> _Task to carry out_
What follows is a set of records, each of which is to be written out exactly.

> _Records to use_
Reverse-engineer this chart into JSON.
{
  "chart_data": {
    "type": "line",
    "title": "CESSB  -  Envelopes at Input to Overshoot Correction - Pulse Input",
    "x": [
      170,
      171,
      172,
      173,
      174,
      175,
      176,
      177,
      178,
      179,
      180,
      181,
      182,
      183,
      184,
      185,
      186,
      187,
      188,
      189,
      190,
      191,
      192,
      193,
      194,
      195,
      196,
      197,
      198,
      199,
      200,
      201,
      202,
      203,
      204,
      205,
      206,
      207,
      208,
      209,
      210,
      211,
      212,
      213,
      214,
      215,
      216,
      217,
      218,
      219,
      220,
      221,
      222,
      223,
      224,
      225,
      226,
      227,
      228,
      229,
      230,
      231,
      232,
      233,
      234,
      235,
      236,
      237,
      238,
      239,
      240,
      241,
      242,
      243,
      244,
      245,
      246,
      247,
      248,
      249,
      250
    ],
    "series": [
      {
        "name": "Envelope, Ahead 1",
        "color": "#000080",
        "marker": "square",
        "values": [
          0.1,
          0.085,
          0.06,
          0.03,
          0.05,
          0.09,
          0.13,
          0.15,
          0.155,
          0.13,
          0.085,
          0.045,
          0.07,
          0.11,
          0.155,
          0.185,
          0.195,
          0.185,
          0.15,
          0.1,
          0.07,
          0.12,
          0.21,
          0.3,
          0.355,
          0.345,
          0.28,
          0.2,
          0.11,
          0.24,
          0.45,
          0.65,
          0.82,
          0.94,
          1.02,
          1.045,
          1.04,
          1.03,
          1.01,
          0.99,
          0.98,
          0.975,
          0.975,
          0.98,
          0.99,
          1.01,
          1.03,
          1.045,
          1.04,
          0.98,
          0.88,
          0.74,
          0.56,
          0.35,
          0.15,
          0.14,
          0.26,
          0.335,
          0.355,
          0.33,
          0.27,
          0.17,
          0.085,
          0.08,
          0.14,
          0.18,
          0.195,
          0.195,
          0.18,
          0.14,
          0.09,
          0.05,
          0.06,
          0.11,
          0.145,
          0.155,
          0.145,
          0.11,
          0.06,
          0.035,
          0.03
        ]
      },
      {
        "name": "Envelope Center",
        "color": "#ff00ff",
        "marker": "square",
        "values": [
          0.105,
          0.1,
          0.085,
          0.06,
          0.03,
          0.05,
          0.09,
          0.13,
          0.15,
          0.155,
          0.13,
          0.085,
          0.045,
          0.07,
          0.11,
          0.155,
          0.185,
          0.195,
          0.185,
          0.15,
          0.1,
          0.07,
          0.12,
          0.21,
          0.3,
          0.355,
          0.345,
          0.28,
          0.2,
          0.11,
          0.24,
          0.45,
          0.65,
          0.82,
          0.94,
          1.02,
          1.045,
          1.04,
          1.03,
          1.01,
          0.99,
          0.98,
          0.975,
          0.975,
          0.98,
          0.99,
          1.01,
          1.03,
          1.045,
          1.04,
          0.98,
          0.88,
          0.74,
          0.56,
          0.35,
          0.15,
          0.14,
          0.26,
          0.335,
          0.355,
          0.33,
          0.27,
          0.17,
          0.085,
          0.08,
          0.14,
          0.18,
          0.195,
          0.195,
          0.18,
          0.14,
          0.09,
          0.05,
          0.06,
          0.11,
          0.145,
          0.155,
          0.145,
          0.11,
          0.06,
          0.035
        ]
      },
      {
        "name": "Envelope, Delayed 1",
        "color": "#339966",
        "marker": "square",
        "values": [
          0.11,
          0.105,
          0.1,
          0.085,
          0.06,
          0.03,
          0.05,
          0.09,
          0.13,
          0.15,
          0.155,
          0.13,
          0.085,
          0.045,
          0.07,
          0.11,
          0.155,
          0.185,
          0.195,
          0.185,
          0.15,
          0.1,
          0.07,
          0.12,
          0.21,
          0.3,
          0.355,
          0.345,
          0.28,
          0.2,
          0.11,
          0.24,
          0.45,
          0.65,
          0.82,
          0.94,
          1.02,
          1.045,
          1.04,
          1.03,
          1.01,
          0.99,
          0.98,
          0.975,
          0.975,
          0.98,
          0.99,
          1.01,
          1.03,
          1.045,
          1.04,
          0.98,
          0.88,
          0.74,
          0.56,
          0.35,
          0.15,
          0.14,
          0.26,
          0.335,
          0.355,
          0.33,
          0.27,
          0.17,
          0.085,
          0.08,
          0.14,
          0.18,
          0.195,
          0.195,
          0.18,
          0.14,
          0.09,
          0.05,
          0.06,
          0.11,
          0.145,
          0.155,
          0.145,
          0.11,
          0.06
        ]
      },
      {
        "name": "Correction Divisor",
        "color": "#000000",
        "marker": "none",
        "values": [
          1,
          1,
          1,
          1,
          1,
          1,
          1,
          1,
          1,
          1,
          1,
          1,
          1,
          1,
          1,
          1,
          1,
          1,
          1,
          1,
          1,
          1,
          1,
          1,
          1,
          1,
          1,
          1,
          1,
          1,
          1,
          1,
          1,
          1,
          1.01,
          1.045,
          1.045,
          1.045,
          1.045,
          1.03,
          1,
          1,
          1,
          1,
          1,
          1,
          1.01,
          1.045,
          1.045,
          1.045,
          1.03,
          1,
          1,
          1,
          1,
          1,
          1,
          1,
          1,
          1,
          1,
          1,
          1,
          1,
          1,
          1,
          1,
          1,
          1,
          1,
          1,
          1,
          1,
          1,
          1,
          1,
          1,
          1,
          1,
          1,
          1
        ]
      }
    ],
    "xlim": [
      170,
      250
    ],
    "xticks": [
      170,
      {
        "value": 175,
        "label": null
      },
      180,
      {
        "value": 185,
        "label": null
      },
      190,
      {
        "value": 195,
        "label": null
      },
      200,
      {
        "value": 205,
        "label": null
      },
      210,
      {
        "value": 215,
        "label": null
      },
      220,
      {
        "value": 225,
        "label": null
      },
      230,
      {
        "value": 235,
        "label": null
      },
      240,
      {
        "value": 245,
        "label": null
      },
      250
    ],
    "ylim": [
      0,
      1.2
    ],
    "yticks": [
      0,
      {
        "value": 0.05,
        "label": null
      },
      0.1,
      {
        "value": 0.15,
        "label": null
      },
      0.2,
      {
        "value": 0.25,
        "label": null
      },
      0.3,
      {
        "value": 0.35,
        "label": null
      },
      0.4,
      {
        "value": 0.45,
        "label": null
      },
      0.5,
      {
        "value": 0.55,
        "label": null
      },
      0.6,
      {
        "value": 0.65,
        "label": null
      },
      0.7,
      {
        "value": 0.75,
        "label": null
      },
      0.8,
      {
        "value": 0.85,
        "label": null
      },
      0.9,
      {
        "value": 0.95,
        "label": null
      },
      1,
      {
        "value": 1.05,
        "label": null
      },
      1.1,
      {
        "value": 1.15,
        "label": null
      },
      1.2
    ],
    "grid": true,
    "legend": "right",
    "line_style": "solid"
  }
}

> _The answer_
Reverse-engineer this chart into JSON.
{
  "chart_data": {
    "type": "line",
    "title": "CESSB  -  Envelopes at Input to Overshoot Correction - Pulse Input",
    "x": [
      170,
      171,
      172,
      173,
      174,
      175,
      176,
      177,
      178,
      179,
      180,
      181,
      182,
      183,
      184,
      185,
      186,
      187,
      188,
      189,
      190,
      191,
      192,
      193,
      194,
      195,
      196,
      197,
      198,
      199,
      200,
      201,
      202,
      203,
      204,
      205,
      206,
      207,
      208,
      209,
      210,
      211,
      212,
      213,
      214,
      215,
      216,
      217,
      218,
      219,
      220,
      221,
      222,
      223,
      224,
      225,
      226,
      227,
      228,
      229,
      230,
      231,
      232,
      233,
      234,
      235,
      236,
      237,
      238,
      239,
      240,
      241,
      242,
      243,
      244,
      245,
      246,
      247,
      248,
      249,
      250
    ],
    "series": [
      {
        "name": "Envelope, Ahead 1",
        "color": "#000080",
        "marker": "square",
        "values": [
          0.1,
          0.085,
          0.06,
          0.03,
          0.05,
          0.09,
          0.13,
          0.15,
          0.155,
          0.13,
          0.085,
          0.045,
          0.07,
          0.11,
          0.155,
          0.185,
          0.195,
          0.185,
          0.15,
          0.1,
          0.07,
          0.12,
          0.21,
          0.3,
          0.355,
          0.345,
          0.28,
          0.2,
          0.11,
          0.24,
          0.45,
          0.65,
          0.82,
          0.94,
          1.02,
          1.045,
          1.04,
          1.03,
          1.01,
          0.99,
          0.98,
          0.975,
          0.975,
          0.98,
          0.99,
          1.01,
          1.03,
          1.045,
          1.04,
          0.98,
          0.88,
          0.74,
          0.56,
          0.35,
          0.15,
          0.14,
          0.26,
          0.335,
          0.355,
          0.33,
          0.27,
          0.17,
          0.085,
          0.08,
          0.14,
          0.18,
          0.195,
          0.195,
          0.18,
          0.14,
          0.09,
          0.05,
          0.06,
          0.11,
          0.145,
          0.155,
          0.145,
          0.11,
          0.06,
          0.035,
          0.03
        ]
      },
      {
        "name": "Envelope Center",
        "color": "#ff00ff",
        "marker": "square",
        "values": [
          0.105,
          0.1,
          0.085,
          0.06,
          0.03,
          0.05,
          0.09,
          0.13,
          0.15,
          0.155,
          0.13,
          0.085,
          0.045,
          0.07,
          0.11,
          0.155,
          0.185,
          0.195,
          0.185,
          0.15,
          0.1,
          0.07,
          0.12,
          0.21,
          0.3,
          0.355,
          0.345,
          0.28,
          0.2,
          0.11,
          0.24,
          0.45,
          0.65,
          0.82,
          0.94,
          1.02,
          1.045,
          1.04,
          1.03,
          1.01,
          0.99,
          0.98,
          0.975,
          0.975,
          0.98,
          0.99,
          1.01,
          1.03,
          1.045,
          1.04,
          0.98,
          0.88,
          0.74,
          0.56,
          0.35,
          0.15,
          0.14,
          0.26,
          0.335,
          0.355,
          0.33,
          0.27,
          0.17,
          0.085,
          0.08,
          0.14,
          0.18,
          0.195,
          0.195,
          0.18,
          0.14,
          0.09,
          0.05,
          0.06,
          0.11,
          0.145,
          0.155,
          0.145,
          0.11,
          0.06,
          0.035
        ]
      },
      {
        "name": "Envelope, Delayed 1",
        "color": "#339966",
        "marker": "square",
        "values": [
          0.11,
          0.105,
          0.1,
          0.085,
          0.06,
          0.03,
          0.05,
          0.09,
          0.13,
          0.15,
          0.155,
          0.13,
          0.085,
          0.045,
          0.07,
          0.11,
          0.155,
          0.185,
          0.195,
          0.185,
          0.15,
          0.1,
          0.07,
          0.12,
          0.21,
          0.3,
          0.355,
          0.345,
          0.28,
          0.2,
          0.11,
          0.24,
          0.45,
          0.65,
          0.82,
          0.94,
          1.02,
          1.045,
          1.04,
          1.03,
          1.01,
          0.99,
          0.98,
          0.975,
          0.975,
          0.98,
          0.99,
          1.01,
          1.03,
          1.045,
          1.04,
          0.98,
          0.88,
          0.74,
          0.56,
          0.35,
          0.15,
          0.14,
          0.26,
          0.335,
          0.355,
          0.33,
          0.27,
          0.17,
          0.085,
          0.08,
          0.14,
          0.18,
          0.195,
          0.195,
          0.18,
          0.14,
          0.09,
          0.05,
          0.06,
          0.11,
          0.145,
          0.155,
          0.145,
          0.11,
          0.06
        ]
      },
      {
        "name": "Correction Divisor",
        "color": "#000000",
        "marker": "none",
        "values": [
          1,
          1,
          1,
          1,
          1,
          1,
          1,
          1,
          1,
          1,
          1,
          1,
          1,
          1,
          1,
          1,
          1,
          1,
          1,
          1,
          1,
          1,
          1,
          1,
          1,
          1,
          1,
          1,
          1,
          1,
          1,
          1,
          1,
          1,
          1.01,
          1.045,
          1.045,
          1.045,
          1.045,
          1.03,
          1,
          1,
          1,
          1,
          1,
          1,
          1.01,
          1.045,
          1.045,
          1.045,
          1.03,
          1,
          1,
          1,
          1,
          1,
          1,
          1,
          1,
          1,
          1,
          1,
          1,
          1,
          1,
          1,
          1,
          1,
          1,
          1,
          1,
          1,
          1,
          1,
          1,
          1,
          1,
          1,
          1,
          1,
          1
        ]
      }
    ],
    "xlim": [
      170,
      250
    ],
    "xticks": [
      170,
      {
        "value": 175,
        "label": null
      },
      180,
      {
        "value": 185,
        "label": null
      },
      190,
      {
        "value": 195,
        "label": null
      },
      200,
      {
        "value": 205,
        "label": null
      },
      210,
      {
        "value": 215,
        "label": null
      },
      220,
      {
        "value": 225,
        "label": null
      },
      230,
      {
        "value": 235,
        "label": null
      },
      240,
      {
        "value": 245,
        "label": null
      },
      250
    ],
    "ylim": [
      0,
      1.2
    ],
    "yticks": [
      0,
      {
        "value": 0.05,
        "label": null
      },
      0.1,
      {
        "value": 0.15,
        "label": null
      },
      0.2,
      {
        "value": 0.25,
        "label": null
      },
      0.3,
      {
        "value": 0.35,
        "label": null
      },
      0.4,
      {
        "value": 0.45,
        "label": null
      },
      0.5,
      {
        "value": 0.55,
        "label": null
      },
      0.6,
      {
        "value": 0.65,
        "label": null
      },
      0.7,
      {
        "value": 0.75,
        "label": null
      },
      0.8,
      {
        "value": 0.85,
        "label": null
      },
      0.9,
      {
        "value": 0.95,
        "label": null
      },
      1,
      {
        "value": 1.05,
        "label": null
      },
      1.1,
      {
        "value": 1.15,
        "label": null
      },
      1.2
    ],
    "grid": true,
    "legend": "right",
    "line_style": "solid"
  }
}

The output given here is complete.